■ What the task requires: Your answer should be a single number: the count of lines that include the word "with".

■ Material provided:

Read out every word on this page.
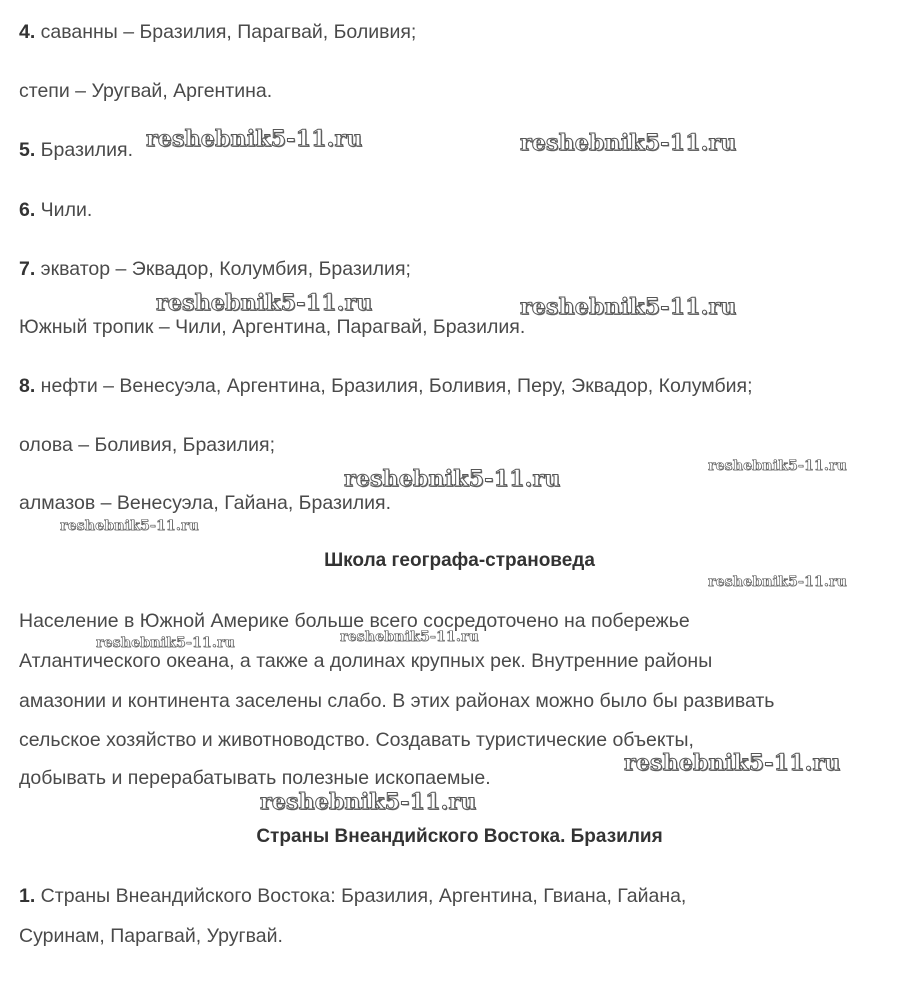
4. саванны – Бразилия, Парагвай, Боливия;
степи – Уругвай, Аргентина.
5. Бразилия.
6. Чили.
7. экватор – Эквадор, Колумбия, Бразилия;
Южный тропик – Чили, Аргентина, Парагвай, Бразилия.
8. нефти – Венесуэла, Аргентина, Бразилия, Боливия, Перу, Эквадор, Колумбия;
олова – Боливия, Бразилия;
алмазов – Венесуэла, Гайана, Бразилия.
Школа географа-страноведа
Население в Южной Америке больше всего сосредоточено на побережье
Атлантического океана, а также а долинах крупных рек. Внутренние районы
амазонии и континента заселены слабо. В этих районах можно было бы развивать
сельское хозяйство и животноводство. Создавать туристические объекты,
добывать и перерабатывать полезные ископаемые.
Страны Внеандийского Востока. Бразилия
1. Страны Внеандийского Востока: Бразилия, Аргентина, Гвиана, Гайана,
Суринам, Парагвай, Уругвай.
reshebnik5-11.ru	reshebnik5-11.ru
reshebnik5-11.ru	reshebnik5-11.ru
reshebnik5-11.ru	reshebnik5-11.ru
reshebnik5-11.ru
reshebnik5-11.ru
reshebnik5-11.ru	reshebnik5-11.ru
reshebnik5-11.ru
reshebnik5-11.ru
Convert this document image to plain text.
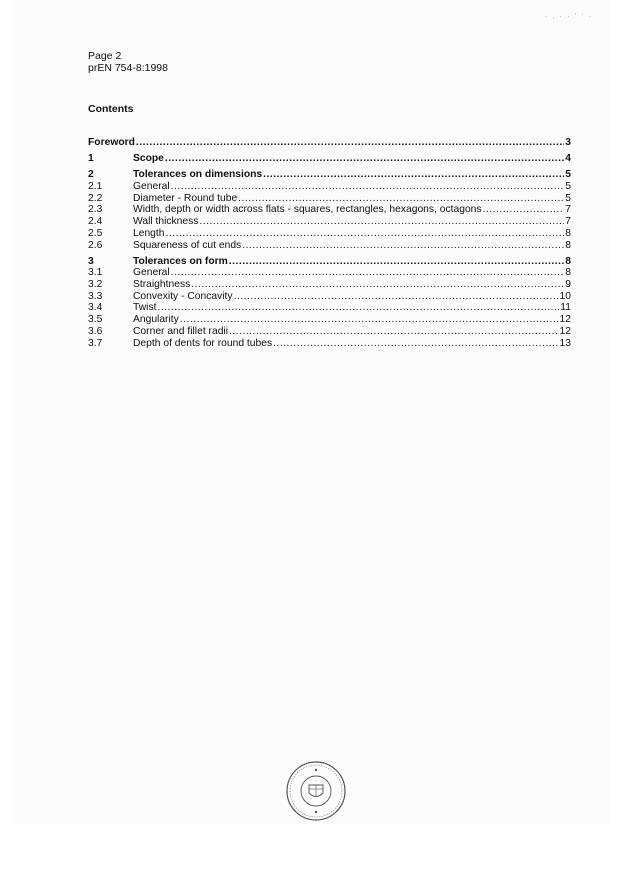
· ‚ · · ʼ ‛ ·
Page 2
prEN 754-8:1998
Contents
Foreword .....	3
1	Scope .....	4
2	Tolerances on dimensions .....	5
2.1	General .....	5
2.2	Diameter - Round tube .....	5
2.3	Width, depth or width across flats - squares, rectangles, hexagons, octagons .....	7
2.4	Wall thickness .....	7
2.5	Length .....	8
2.6	Squareness of cut ends .....	8
3	Tolerances on form .....	8
3.1	General .....	8
3.2	Straightness .....	9
3.3	Convexity - Concavity .....	10
3.4	Twist .....	11
3.5	Angularity .....	12
3.6	Corner and fillet radii .....	12
3.7	Depth of dents for round tubes .....	13
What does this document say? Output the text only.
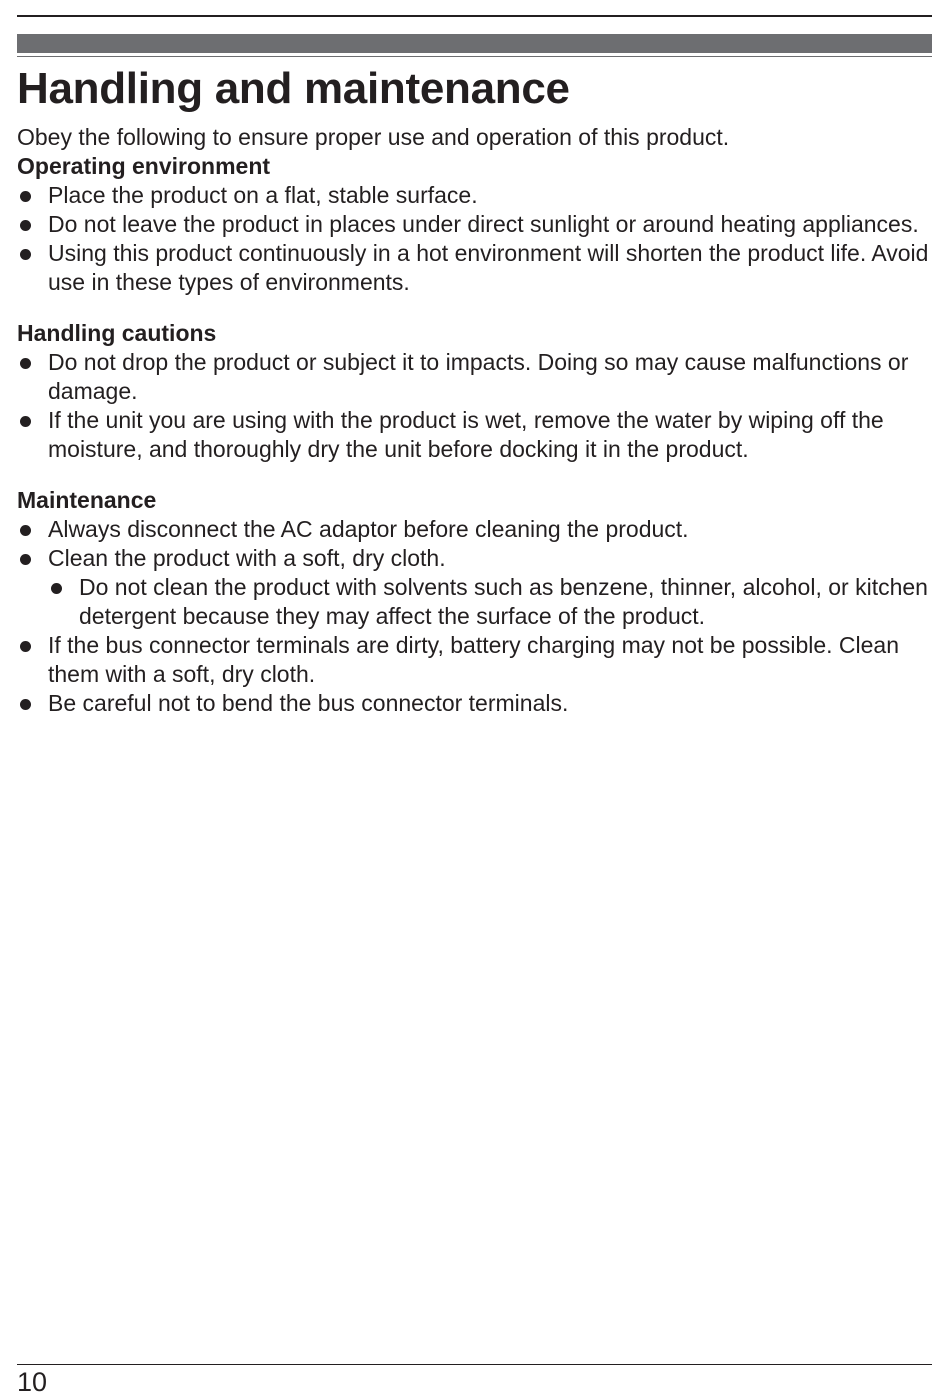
Handling and maintenance

Obey the following to ensure proper use and operation of this product.

Operating environment

Place the product on a flat, stable surface.
Do not leave the product in places under direct sunlight or around heating appliances.
Using this product continuously in a hot environment will shorten the product life. Avoid use in these types of environments.

Handling cautions

Do not drop the product or subject it to impacts. Doing so may cause malfunctions or damage.
If the unit you are using with the product is wet, remove the water by wiping off the moisture, and thoroughly dry the unit before docking it in the product.

Maintenance

Always disconnect the AC adaptor before cleaning the product.
Clean the product with a soft, dry cloth.
Do not clean the product with solvents such as benzene, thinner, alcohol, or kitchen detergent because they may affect the surface of the product.
If the bus connector terminals are dirty, battery charging may not be possible. Clean them with a soft, dry cloth.
Be careful not to bend the bus connector terminals.
10
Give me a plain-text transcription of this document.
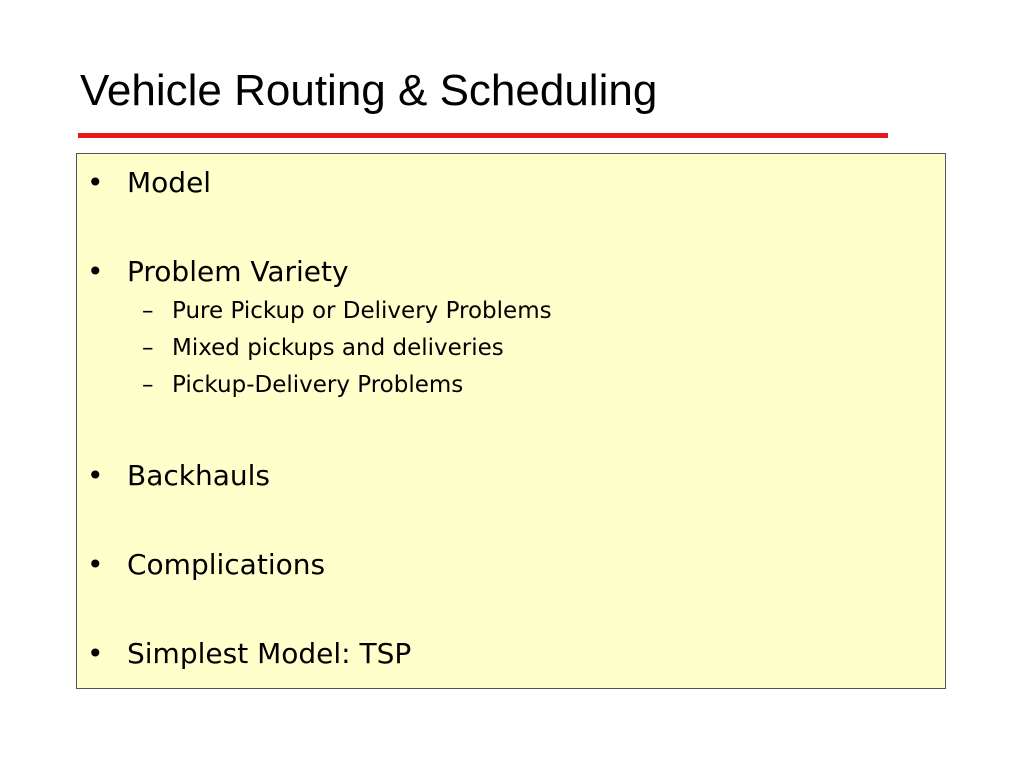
Vehicle Routing & Scheduling
• Model
• Problem Variety
– Pure Pickup or Delivery Problems
– Mixed pickups and deliveries
– Pickup-Delivery Problems
• Backhauls
• Complications
• Simplest Model: TSP
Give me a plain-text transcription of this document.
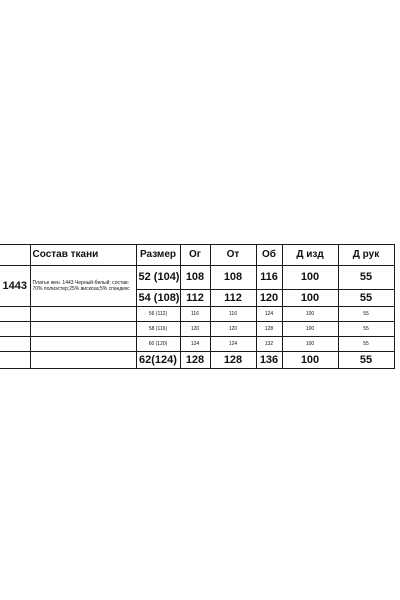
	Состав ткани	Размер	Ог	От	Об	Д изд	Д рук
1443	Платье жен. 1443 Черный-белый; состав: 70% полиэстер;25% вискоза;5% спандекс	52 (104)	108	108	116	100	55
		54 (108)	112	112	120	100	55
		56 (112)	116	116	124	100	55
		58 (116)	120	120	128	100	55
		60 (120)	124	124	132	100	55
		62(124)	128	128	136	100	55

■ Completed task: 4